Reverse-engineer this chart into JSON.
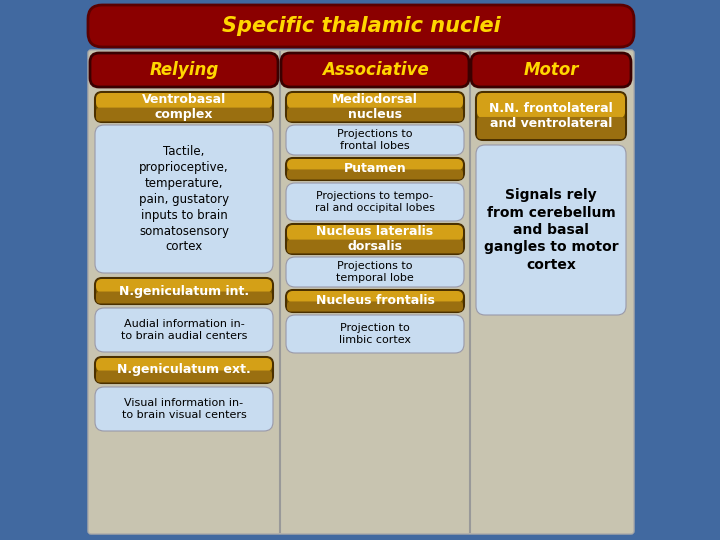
{
  "title": "Specific thalamic nuclei",
  "title_color": "#FFD700",
  "title_bg": "#8B0000",
  "bg_color": "#4169A0",
  "table_bg": "#C8C4B0",
  "columns": [
    "Relying",
    "Associative",
    "Motor"
  ],
  "col_header_bg": "#8B0000",
  "col_header_color": "#FFD700",
  "white_box_bg": "#C8DCF0",
  "relying_items": [
    {
      "type": "gold",
      "text": "Ventrobasal\ncomplex"
    },
    {
      "type": "white",
      "text": "Tactile,\nproprioceptive,\ntemperature,\npain, gustatory\ninputs to brain\nsomatosensory\ncortex"
    },
    {
      "type": "gold",
      "text": "N.geniculatum int."
    },
    {
      "type": "white",
      "text": "Audial information in-\nto brain audial centers"
    },
    {
      "type": "gold",
      "text": "N.geniculatum ext."
    },
    {
      "type": "white",
      "text": "Visual information in-\nto brain visual centers"
    }
  ],
  "associative_items": [
    {
      "type": "gold",
      "text": "Mediodorsal\nnucleus"
    },
    {
      "type": "white",
      "text": "Projections to\nfrontal lobes"
    },
    {
      "type": "gold",
      "text": "Putamen"
    },
    {
      "type": "white",
      "text": "Projections to tempo-\nral and occipital lobes"
    },
    {
      "type": "gold",
      "text": "Nucleus lateralis\ndorsalis"
    },
    {
      "type": "white",
      "text": "Projections to\ntemporal lobe"
    },
    {
      "type": "gold",
      "text": "Nucleus frontalis"
    },
    {
      "type": "white",
      "text": "Projection to\nlimbic cortex"
    }
  ],
  "motor_items": [
    {
      "type": "gold",
      "text": "N.N. frontolateral\nand ventrolateral"
    },
    {
      "type": "white_large",
      "text": "Signals rely\nfrom cerebellum\nand basal\ngangles to motor\ncortex"
    }
  ]
}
--------------------
● Aim of the exercise
Go through the listing above and write it out again exactly, dropping the pictures.

● Full response
Reverse-engineer this chart into JSON.
{
  "title": "Specific thalamic nuclei",
  "title_color": "#FFD700",
  "title_bg": "#8B0000",
  "bg_color": "#4169A0",
  "table_bg": "#C8C4B0",
  "columns": [
    "Relying",
    "Associative",
    "Motor"
  ],
  "col_header_bg": "#8B0000",
  "col_header_color": "#FFD700",
  "white_box_bg": "#C8DCF0",
  "relying_items": [
    {
      "type": "gold",
      "text": "Ventrobasal\ncomplex"
    },
    {
      "type": "white",
      "text": "Tactile,\nproprioceptive,\ntemperature,\npain, gustatory\ninputs to brain\nsomatosensory\ncortex"
    },
    {
      "type": "gold",
      "text": "N.geniculatum int."
    },
    {
      "type": "white",
      "text": "Audial information in-\nto brain audial centers"
    },
    {
      "type": "gold",
      "text": "N.geniculatum ext."
    },
    {
      "type": "white",
      "text": "Visual information in-\nto brain visual centers"
    }
  ],
  "associative_items": [
    {
      "type": "gold",
      "text": "Mediodorsal\nnucleus"
    },
    {
      "type": "white",
      "text": "Projections to\nfrontal lobes"
    },
    {
      "type": "gold",
      "text": "Putamen"
    },
    {
      "type": "white",
      "text": "Projections to tempo-\nral and occipital lobes"
    },
    {
      "type": "gold",
      "text": "Nucleus lateralis\ndorsalis"
    },
    {
      "type": "white",
      "text": "Projections to\ntemporal lobe"
    },
    {
      "type": "gold",
      "text": "Nucleus frontalis"
    },
    {
      "type": "white",
      "text": "Projection to\nlimbic cortex"
    }
  ],
  "motor_items": [
    {
      "type": "gold",
      "text": "N.N. frontolateral\nand ventrolateral"
    },
    {
      "type": "white_large",
      "text": "Signals rely\nfrom cerebellum\nand basal\ngangles to motor\ncortex"
    }
  ]
}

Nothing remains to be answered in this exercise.